Below are records; state how many of their lines hold the word "this", and give only the figure.

━━━━━ Records supplied ━━━━━

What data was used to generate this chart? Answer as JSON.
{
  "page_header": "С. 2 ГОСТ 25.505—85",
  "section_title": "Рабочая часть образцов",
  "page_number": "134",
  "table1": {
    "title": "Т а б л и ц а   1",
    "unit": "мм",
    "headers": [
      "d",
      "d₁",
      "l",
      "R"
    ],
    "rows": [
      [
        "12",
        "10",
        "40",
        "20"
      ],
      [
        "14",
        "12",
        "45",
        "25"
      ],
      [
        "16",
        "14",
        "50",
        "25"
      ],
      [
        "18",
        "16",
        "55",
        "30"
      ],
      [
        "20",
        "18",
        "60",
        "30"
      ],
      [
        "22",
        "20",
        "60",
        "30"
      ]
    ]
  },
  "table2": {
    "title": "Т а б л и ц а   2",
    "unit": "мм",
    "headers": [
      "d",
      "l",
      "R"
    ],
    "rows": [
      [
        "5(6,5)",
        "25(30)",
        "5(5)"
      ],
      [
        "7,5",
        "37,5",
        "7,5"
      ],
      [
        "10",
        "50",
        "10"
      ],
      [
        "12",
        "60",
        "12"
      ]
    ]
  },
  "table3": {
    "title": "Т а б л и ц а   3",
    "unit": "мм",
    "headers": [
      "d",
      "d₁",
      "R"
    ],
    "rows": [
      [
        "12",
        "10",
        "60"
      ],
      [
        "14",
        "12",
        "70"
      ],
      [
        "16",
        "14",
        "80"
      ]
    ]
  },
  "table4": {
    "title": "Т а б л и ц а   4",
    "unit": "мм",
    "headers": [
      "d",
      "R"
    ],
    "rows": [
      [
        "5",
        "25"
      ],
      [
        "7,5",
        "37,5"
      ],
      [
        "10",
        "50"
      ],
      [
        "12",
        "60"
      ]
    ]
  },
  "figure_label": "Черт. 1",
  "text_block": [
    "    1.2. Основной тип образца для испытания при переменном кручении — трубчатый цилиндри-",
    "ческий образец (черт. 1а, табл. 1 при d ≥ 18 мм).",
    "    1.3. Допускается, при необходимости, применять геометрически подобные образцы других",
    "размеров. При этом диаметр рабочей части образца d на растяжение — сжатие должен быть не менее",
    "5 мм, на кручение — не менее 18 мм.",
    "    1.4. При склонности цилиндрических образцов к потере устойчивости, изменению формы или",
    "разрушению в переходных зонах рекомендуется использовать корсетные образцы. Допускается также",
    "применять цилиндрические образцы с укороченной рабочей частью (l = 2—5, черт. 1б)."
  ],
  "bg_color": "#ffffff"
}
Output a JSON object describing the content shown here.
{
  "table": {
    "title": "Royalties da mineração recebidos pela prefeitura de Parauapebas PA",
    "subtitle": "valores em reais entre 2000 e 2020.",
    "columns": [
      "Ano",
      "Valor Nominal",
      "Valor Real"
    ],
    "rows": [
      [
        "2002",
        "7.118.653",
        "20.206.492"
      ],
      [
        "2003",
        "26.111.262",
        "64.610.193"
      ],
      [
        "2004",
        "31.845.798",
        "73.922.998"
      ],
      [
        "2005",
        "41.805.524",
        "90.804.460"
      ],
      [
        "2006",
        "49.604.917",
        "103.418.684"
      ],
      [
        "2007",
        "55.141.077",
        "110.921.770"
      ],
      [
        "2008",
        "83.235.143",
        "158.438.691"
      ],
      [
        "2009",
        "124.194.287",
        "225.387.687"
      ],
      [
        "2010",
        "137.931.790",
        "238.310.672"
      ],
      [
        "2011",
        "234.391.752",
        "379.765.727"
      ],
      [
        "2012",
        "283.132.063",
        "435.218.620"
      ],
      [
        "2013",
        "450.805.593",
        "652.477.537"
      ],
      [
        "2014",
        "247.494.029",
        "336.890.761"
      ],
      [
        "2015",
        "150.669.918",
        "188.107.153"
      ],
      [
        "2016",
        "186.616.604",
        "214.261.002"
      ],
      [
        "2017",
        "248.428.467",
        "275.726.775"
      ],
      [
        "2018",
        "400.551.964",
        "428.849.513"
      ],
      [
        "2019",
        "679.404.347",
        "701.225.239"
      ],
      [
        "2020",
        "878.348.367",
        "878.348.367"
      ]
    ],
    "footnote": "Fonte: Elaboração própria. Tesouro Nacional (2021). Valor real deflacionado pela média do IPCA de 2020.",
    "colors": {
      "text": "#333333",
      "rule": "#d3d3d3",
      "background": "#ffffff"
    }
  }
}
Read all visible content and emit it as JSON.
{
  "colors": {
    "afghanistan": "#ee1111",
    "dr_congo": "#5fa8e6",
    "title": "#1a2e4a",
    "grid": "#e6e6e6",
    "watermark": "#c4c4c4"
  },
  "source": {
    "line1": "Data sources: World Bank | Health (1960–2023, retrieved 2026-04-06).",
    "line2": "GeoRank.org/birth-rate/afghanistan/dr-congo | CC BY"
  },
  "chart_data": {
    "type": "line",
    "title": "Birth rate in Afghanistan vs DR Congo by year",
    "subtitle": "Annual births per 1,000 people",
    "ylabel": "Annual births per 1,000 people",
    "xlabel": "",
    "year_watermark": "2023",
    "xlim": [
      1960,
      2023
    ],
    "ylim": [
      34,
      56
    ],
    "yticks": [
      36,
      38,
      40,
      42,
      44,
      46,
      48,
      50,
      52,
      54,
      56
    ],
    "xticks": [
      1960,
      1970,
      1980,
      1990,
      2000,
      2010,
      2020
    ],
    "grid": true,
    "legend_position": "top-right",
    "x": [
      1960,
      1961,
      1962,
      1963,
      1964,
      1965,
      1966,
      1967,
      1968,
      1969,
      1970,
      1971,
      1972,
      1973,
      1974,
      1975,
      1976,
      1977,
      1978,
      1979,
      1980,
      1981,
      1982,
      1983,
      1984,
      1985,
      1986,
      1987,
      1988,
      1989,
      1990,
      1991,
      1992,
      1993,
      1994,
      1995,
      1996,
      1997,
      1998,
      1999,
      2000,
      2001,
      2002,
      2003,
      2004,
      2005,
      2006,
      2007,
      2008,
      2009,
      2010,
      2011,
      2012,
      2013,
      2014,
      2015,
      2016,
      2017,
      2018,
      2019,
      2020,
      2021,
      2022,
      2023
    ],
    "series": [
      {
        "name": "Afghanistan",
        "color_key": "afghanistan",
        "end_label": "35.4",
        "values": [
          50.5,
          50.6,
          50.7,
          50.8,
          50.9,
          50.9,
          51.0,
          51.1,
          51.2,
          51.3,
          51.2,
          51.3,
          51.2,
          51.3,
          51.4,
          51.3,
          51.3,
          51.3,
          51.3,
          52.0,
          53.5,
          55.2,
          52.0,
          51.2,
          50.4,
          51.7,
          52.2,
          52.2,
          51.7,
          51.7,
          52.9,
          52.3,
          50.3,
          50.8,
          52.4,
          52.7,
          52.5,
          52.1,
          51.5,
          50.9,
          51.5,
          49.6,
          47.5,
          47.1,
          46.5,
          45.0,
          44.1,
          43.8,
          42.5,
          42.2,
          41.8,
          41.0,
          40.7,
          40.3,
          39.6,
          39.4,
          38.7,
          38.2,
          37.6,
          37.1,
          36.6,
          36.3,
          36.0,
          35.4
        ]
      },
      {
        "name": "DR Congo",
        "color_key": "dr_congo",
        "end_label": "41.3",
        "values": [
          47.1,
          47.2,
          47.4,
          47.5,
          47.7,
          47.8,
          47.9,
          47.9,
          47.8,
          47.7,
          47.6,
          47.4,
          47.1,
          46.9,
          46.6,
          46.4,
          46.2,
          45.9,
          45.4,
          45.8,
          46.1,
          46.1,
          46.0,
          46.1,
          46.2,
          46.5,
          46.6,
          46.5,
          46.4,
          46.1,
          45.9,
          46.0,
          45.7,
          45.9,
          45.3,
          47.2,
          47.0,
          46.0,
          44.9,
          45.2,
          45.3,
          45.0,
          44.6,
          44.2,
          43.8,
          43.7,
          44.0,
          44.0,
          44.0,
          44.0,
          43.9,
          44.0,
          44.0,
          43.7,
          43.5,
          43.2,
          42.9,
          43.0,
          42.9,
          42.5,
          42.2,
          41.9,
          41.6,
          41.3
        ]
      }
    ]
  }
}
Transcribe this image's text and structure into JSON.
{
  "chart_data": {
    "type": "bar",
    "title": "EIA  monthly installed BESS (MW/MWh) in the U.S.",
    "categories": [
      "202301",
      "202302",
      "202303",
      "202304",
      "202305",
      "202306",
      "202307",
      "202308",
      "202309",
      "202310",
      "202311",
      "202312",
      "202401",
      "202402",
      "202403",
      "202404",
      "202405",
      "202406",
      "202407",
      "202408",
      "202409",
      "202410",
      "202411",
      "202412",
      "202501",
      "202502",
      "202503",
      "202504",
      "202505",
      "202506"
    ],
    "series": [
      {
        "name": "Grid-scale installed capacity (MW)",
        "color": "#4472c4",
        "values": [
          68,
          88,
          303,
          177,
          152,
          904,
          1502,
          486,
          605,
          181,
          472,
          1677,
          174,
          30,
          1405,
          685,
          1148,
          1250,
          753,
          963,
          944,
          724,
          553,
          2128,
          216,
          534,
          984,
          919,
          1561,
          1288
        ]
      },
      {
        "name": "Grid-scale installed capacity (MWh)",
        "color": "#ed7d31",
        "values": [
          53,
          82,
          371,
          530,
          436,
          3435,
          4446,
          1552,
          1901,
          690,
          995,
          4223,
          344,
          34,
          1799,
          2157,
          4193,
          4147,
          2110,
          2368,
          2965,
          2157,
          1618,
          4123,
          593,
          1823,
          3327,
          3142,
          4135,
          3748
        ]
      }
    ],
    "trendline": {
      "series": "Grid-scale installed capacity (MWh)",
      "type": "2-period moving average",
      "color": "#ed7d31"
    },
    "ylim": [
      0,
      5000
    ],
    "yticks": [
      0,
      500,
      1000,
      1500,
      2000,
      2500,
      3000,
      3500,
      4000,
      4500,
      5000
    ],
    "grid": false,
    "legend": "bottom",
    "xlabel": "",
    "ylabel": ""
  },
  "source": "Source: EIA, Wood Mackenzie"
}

━━━━━

** Output of the task **
2